[Collected data]
============
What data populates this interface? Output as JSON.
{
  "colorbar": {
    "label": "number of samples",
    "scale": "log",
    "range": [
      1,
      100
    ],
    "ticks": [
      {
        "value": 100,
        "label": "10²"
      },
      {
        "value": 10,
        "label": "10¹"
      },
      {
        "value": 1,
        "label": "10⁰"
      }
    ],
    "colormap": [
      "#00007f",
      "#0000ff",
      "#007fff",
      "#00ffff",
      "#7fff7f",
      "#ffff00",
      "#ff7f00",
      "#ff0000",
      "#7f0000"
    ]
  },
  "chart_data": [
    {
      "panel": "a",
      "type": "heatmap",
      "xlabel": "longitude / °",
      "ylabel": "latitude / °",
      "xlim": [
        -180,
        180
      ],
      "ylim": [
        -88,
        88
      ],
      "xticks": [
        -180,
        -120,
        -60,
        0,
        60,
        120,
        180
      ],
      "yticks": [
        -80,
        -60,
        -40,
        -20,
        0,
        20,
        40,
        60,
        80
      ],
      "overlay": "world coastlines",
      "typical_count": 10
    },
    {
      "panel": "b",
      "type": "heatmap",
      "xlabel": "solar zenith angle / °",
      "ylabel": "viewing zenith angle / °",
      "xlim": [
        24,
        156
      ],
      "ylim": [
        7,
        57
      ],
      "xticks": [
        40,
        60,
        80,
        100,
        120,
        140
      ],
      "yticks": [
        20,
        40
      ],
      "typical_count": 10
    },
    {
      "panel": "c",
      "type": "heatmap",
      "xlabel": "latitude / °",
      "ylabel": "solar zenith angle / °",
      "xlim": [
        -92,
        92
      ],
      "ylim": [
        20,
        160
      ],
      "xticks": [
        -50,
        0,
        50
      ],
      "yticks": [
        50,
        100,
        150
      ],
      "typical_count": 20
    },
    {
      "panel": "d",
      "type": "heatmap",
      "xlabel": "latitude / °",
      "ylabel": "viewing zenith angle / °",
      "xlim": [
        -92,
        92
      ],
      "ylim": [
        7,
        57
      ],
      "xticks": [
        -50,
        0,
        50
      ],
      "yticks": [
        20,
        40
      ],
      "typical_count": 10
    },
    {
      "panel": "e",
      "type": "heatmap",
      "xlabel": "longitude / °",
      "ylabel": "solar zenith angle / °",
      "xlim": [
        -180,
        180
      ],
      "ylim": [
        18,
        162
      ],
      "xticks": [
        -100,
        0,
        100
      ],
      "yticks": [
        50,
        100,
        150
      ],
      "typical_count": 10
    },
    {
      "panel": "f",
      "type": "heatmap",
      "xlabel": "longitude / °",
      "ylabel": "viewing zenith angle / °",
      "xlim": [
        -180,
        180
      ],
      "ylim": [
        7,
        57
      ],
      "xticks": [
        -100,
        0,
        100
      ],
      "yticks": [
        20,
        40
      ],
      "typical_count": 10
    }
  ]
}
============
Problem requirements: Your task is to give the records above again, exactly.

Right answer:
What data populates this interface? Output as JSON.
{
  "colorbar": {
    "label": "number of samples",
    "scale": "log",
    "range": [
      1,
      100
    ],
    "ticks": [
      {
        "value": 100,
        "label": "10²"
      },
      {
        "value": 10,
        "label": "10¹"
      },
      {
        "value": 1,
        "label": "10⁰"
      }
    ],
    "colormap": [
      "#00007f",
      "#0000ff",
      "#007fff",
      "#00ffff",
      "#7fff7f",
      "#ffff00",
      "#ff7f00",
      "#ff0000",
      "#7f0000"
    ]
  },
  "chart_data": [
    {
      "panel": "a",
      "type": "heatmap",
      "xlabel": "longitude / °",
      "ylabel": "latitude / °",
      "xlim": [
        -180,
        180
      ],
      "ylim": [
        -88,
        88
      ],
      "xticks": [
        -180,
        -120,
        -60,
        0,
        60,
        120,
        180
      ],
      "yticks": [
        -80,
        -60,
        -40,
        -20,
        0,
        20,
        40,
        60,
        80
      ],
      "overlay": "world coastlines",
      "typical_count": 10
    },
    {
      "panel": "b",
      "type": "heatmap",
      "xlabel": "solar zenith angle / °",
      "ylabel": "viewing zenith angle / °",
      "xlim": [
        24,
        156
      ],
      "ylim": [
        7,
        57
      ],
      "xticks": [
        40,
        60,
        80,
        100,
        120,
        140
      ],
      "yticks": [
        20,
        40
      ],
      "typical_count": 10
    },
    {
      "panel": "c",
      "type": "heatmap",
      "xlabel": "latitude / °",
      "ylabel": "solar zenith angle / °",
      "xlim": [
        -92,
        92
      ],
      "ylim": [
        20,
        160
      ],
      "xticks": [
        -50,
        0,
        50
      ],
      "yticks": [
        50,
        100,
        150
      ],
      "typical_count": 20
    },
    {
      "panel": "d",
      "type": "heatmap",
      "xlabel": "latitude / °",
      "ylabel": "viewing zenith angle / °",
      "xlim": [
        -92,
        92
      ],
      "ylim": [
        7,
        57
      ],
      "xticks": [
        -50,
        0,
        50
      ],
      "yticks": [
        20,
        40
      ],
      "typical_count": 10
    },
    {
      "panel": "e",
      "type": "heatmap",
      "xlabel": "longitude / °",
      "ylabel": "solar zenith angle / °",
      "xlim": [
        -180,
        180
      ],
      "ylim": [
        18,
        162
      ],
      "xticks": [
        -100,
        0,
        100
      ],
      "yticks": [
        50,
        100,
        150
      ],
      "typical_count": 10
    },
    {
      "panel": "f",
      "type": "heatmap",
      "xlabel": "longitude / °",
      "ylabel": "viewing zenith angle / °",
      "xlim": [
        -180,
        180
      ],
      "ylim": [
        7,
        57
      ],
      "xticks": [
        -100,
        0,
        100
      ],
      "yticks": [
        20,
        40
      ],
      "typical_count": 10
    }
  ]
}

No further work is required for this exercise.